⟨
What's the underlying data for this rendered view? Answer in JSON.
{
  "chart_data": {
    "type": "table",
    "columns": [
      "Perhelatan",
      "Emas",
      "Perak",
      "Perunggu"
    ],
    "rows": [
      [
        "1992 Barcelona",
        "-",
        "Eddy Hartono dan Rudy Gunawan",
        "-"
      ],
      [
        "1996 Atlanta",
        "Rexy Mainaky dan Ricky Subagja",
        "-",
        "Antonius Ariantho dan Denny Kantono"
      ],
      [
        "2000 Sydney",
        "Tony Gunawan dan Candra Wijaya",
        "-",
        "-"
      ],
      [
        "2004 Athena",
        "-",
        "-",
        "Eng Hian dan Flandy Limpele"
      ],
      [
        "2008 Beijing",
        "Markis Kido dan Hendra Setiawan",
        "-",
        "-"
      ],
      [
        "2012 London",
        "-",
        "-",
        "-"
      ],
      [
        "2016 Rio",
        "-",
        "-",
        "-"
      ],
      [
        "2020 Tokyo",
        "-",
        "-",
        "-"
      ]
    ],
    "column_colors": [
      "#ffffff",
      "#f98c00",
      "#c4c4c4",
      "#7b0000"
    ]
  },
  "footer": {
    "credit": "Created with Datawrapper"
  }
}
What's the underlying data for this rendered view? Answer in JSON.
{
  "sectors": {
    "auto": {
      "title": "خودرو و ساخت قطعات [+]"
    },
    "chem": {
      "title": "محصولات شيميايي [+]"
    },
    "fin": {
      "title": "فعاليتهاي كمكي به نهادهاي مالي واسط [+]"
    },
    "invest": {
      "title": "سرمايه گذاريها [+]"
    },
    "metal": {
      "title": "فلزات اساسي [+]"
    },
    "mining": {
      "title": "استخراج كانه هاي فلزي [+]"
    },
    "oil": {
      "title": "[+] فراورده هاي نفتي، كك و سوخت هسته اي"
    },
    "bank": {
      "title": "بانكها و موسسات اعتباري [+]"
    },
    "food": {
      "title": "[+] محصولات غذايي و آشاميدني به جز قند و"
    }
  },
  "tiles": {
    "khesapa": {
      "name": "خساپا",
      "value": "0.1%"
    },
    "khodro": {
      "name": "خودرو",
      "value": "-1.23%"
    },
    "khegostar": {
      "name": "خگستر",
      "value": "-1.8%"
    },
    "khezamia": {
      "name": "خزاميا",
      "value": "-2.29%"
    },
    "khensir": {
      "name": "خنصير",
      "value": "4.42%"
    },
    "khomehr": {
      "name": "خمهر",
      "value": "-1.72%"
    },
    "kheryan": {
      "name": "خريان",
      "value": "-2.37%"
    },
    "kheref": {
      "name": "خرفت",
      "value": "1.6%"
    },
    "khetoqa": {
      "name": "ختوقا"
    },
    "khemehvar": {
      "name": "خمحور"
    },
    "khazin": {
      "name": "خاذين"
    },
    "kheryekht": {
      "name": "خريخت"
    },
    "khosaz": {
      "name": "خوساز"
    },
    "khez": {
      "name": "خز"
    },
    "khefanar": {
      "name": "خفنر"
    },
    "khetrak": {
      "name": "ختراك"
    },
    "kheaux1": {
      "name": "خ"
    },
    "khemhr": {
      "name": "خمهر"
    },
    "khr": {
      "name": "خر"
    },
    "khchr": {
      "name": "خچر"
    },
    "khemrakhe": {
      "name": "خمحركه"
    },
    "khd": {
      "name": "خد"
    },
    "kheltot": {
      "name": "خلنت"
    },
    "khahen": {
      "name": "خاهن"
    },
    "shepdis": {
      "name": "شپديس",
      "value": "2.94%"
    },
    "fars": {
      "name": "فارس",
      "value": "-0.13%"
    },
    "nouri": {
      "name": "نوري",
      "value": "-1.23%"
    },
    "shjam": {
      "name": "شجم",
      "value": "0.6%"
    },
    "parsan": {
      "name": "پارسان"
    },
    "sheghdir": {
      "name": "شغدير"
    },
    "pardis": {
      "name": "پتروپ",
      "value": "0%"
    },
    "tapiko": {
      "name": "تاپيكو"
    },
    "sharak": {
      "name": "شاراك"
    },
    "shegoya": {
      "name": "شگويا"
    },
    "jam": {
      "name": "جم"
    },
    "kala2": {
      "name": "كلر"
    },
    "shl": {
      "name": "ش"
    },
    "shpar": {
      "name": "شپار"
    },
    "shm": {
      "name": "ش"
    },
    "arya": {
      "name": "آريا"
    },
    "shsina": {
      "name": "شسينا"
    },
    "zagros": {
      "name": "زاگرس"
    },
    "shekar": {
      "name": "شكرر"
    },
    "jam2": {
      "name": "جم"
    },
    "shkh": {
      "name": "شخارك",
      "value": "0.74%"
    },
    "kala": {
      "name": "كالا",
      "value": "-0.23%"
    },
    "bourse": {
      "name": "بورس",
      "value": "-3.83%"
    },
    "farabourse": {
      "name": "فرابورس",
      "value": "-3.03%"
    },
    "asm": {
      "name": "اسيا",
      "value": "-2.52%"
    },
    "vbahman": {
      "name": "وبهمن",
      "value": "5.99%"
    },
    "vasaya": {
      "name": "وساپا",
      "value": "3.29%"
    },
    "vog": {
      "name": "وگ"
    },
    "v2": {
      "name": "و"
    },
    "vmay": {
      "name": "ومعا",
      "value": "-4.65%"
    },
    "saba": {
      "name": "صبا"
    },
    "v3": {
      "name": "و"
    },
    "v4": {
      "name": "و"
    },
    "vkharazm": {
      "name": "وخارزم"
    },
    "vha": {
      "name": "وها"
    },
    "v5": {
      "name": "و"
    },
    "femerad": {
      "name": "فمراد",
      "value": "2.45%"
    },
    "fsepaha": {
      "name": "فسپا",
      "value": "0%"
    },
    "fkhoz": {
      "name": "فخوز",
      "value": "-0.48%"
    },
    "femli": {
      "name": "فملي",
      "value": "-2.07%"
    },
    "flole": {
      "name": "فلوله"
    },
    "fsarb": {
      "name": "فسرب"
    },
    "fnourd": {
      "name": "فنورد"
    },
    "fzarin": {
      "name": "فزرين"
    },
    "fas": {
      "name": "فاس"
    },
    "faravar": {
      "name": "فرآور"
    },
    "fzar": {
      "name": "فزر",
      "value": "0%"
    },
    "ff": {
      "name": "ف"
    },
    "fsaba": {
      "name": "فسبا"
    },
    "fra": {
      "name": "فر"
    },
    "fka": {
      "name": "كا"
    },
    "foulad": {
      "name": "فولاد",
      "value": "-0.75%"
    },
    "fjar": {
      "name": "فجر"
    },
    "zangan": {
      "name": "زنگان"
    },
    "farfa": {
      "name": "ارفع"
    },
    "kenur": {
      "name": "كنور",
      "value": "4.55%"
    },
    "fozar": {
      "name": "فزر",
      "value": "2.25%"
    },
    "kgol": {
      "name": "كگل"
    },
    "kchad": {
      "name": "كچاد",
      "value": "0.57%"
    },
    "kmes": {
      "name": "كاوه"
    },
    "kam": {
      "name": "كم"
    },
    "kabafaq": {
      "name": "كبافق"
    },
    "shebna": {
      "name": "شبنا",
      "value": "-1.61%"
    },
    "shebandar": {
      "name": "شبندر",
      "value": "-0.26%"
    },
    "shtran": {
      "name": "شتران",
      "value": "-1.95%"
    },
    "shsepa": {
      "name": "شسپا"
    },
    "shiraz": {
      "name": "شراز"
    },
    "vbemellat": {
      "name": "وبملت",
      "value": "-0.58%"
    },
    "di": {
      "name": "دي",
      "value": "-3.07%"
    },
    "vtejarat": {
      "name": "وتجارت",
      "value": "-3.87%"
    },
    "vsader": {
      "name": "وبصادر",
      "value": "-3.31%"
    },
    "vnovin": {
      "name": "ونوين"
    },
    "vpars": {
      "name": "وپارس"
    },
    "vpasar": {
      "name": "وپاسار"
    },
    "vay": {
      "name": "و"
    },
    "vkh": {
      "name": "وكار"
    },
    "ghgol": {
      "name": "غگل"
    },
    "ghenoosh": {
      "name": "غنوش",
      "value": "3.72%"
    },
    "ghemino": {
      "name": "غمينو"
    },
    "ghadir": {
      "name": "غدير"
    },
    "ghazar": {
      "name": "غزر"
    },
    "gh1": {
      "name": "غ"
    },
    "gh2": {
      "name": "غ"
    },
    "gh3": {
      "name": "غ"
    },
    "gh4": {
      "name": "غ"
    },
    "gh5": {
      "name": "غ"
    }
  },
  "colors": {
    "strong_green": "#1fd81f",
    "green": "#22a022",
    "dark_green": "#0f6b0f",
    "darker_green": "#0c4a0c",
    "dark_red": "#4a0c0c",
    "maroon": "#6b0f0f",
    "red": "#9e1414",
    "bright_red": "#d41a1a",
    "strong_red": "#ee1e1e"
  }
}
⟩
§ **PROBLEM STATEMENT**
Locate all lines in the listing above with the word "محصولات" and copy them.

§ **ANSWER**
      "title": "محصولات شيميايي [+]"
      "title": "[+] محصولات غذايي و آشاميدني به جز قند و"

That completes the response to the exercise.